OBJECTIVE >> Print each line of the listing once more, precisely as given.
● ● ● ● ●
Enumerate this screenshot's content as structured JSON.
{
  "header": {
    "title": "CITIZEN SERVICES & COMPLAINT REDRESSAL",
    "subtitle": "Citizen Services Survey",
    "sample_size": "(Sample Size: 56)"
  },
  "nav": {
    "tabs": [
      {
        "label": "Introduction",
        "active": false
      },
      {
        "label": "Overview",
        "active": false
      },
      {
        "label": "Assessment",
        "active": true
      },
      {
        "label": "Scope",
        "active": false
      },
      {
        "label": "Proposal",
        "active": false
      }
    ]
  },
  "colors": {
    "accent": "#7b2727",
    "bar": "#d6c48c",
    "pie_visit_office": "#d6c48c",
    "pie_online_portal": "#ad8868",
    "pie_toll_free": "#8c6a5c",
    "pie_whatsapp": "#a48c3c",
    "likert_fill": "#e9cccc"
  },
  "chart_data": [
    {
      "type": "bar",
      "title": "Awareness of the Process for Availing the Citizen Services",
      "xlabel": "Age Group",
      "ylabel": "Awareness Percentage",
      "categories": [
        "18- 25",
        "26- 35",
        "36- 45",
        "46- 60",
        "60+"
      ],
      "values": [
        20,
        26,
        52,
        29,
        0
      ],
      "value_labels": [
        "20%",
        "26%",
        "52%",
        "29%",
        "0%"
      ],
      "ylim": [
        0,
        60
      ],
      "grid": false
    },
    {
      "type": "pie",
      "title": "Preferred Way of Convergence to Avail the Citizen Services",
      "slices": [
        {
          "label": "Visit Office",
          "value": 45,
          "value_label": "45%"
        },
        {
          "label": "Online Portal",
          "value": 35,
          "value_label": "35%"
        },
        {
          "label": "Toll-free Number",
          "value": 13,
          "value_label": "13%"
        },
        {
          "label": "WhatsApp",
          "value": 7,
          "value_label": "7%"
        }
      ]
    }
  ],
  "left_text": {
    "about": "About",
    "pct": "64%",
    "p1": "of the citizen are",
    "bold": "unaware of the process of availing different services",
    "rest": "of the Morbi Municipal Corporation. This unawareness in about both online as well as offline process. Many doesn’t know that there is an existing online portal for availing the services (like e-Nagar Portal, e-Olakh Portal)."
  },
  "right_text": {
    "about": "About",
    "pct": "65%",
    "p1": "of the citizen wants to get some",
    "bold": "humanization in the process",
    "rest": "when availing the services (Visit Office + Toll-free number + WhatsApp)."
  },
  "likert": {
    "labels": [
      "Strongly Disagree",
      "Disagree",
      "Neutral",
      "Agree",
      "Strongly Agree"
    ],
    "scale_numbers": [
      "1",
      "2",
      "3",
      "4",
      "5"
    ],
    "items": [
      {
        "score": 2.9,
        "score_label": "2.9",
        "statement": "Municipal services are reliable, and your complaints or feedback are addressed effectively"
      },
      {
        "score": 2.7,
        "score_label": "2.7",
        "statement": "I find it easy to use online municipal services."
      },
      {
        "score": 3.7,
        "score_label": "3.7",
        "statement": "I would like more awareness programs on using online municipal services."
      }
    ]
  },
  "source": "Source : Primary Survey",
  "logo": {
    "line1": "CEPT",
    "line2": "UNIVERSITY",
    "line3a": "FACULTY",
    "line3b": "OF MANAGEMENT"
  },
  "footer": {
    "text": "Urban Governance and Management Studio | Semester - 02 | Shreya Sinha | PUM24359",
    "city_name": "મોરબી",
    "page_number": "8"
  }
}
● ● ● ● ●
FINISHED ANSWER >>
Enumerate this screenshot's content as structured JSON.
{
  "header": {
    "title": "CITIZEN SERVICES & COMPLAINT REDRESSAL",
    "subtitle": "Citizen Services Survey",
    "sample_size": "(Sample Size: 56)"
  },
  "nav": {
    "tabs": [
      {
        "label": "Introduction",
        "active": false
      },
      {
        "label": "Overview",
        "active": false
      },
      {
        "label": "Assessment",
        "active": true
      },
      {
        "label": "Scope",
        "active": false
      },
      {
        "label": "Proposal",
        "active": false
      }
    ]
  },
  "colors": {
    "accent": "#7b2727",
    "bar": "#d6c48c",
    "pie_visit_office": "#d6c48c",
    "pie_online_portal": "#ad8868",
    "pie_toll_free": "#8c6a5c",
    "pie_whatsapp": "#a48c3c",
    "likert_fill": "#e9cccc"
  },
  "chart_data": [
    {
      "type": "bar",
      "title": "Awareness of the Process for Availing the Citizen Services",
      "xlabel": "Age Group",
      "ylabel": "Awareness Percentage",
      "categories": [
        "18- 25",
        "26- 35",
        "36- 45",
        "46- 60",
        "60+"
      ],
      "values": [
        20,
        26,
        52,
        29,
        0
      ],
      "value_labels": [
        "20%",
        "26%",
        "52%",
        "29%",
        "0%"
      ],
      "ylim": [
        0,
        60
      ],
      "grid": false
    },
    {
      "type": "pie",
      "title": "Preferred Way of Convergence to Avail the Citizen Services",
      "slices": [
        {
          "label": "Visit Office",
          "value": 45,
          "value_label": "45%"
        },
        {
          "label": "Online Portal",
          "value": 35,
          "value_label": "35%"
        },
        {
          "label": "Toll-free Number",
          "value": 13,
          "value_label": "13%"
        },
        {
          "label": "WhatsApp",
          "value": 7,
          "value_label": "7%"
        }
      ]
    }
  ],
  "left_text": {
    "about": "About",
    "pct": "64%",
    "p1": "of the citizen are",
    "bold": "unaware of the process of availing different services",
    "rest": "of the Morbi Municipal Corporation. This unawareness in about both online as well as offline process. Many doesn’t know that there is an existing online portal for availing the services (like e-Nagar Portal, e-Olakh Portal)."
  },
  "right_text": {
    "about": "About",
    "pct": "65%",
    "p1": "of the citizen wants to get some",
    "bold": "humanization in the process",
    "rest": "when availing the services (Visit Office + Toll-free number + WhatsApp)."
  },
  "likert": {
    "labels": [
      "Strongly Disagree",
      "Disagree",
      "Neutral",
      "Agree",
      "Strongly Agree"
    ],
    "scale_numbers": [
      "1",
      "2",
      "3",
      "4",
      "5"
    ],
    "items": [
      {
        "score": 2.9,
        "score_label": "2.9",
        "statement": "Municipal services are reliable, and your complaints or feedback are addressed effectively"
      },
      {
        "score": 2.7,
        "score_label": "2.7",
        "statement": "I find it easy to use online municipal services."
      },
      {
        "score": 3.7,
        "score_label": "3.7",
        "statement": "I would like more awareness programs on using online municipal services."
      }
    ]
  },
  "source": "Source : Primary Survey",
  "logo": {
    "line1": "CEPT",
    "line2": "UNIVERSITY",
    "line3a": "FACULTY",
    "line3b": "OF MANAGEMENT"
  },
  "footer": {
    "text": "Urban Governance and Management Studio | Semester - 02 | Shreya Sinha | PUM24359",
    "city_name": "મોરબી",
    "page_number": "8"
  }
}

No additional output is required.